Start Dataset content

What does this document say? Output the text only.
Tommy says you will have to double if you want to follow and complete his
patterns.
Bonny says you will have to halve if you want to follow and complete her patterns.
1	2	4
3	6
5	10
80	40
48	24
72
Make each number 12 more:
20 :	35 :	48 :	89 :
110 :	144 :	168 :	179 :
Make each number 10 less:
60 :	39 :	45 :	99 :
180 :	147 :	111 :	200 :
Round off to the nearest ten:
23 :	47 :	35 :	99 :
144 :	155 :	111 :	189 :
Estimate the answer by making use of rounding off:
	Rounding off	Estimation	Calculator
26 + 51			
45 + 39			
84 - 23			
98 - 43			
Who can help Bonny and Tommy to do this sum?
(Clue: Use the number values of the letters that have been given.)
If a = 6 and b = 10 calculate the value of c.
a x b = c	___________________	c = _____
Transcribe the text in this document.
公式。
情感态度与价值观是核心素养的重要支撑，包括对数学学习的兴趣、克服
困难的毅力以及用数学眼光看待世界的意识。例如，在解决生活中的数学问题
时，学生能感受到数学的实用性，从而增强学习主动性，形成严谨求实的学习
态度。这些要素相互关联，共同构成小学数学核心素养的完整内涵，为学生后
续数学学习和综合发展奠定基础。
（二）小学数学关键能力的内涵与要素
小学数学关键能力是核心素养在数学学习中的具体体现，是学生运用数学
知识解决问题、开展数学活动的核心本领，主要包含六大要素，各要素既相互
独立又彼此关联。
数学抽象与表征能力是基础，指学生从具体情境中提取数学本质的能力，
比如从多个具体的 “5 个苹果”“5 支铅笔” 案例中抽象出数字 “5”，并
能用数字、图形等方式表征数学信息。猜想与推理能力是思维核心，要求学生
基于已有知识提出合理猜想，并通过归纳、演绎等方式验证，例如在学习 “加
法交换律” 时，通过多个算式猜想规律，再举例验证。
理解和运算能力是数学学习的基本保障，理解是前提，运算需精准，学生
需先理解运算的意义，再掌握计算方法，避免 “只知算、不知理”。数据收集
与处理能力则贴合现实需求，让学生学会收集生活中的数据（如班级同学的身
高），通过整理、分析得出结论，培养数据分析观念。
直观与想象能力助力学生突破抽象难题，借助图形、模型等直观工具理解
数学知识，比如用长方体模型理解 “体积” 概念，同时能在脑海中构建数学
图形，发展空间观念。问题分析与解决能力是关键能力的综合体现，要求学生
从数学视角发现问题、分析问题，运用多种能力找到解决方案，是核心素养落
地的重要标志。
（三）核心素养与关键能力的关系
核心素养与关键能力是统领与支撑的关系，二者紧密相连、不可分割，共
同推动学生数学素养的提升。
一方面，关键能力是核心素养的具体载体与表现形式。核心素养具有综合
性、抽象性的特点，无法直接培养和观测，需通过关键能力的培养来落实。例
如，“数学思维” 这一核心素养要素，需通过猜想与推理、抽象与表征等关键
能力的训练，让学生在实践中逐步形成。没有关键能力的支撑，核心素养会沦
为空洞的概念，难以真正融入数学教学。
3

End Dataset content

— Work to be completed —
Find every line in the records above that holds the word "will", and copy each one.

— Problem solution —
Tommy says you will have to double if you want to follow and complete his
Bonny says you will have to halve if you want to follow and complete her patterns.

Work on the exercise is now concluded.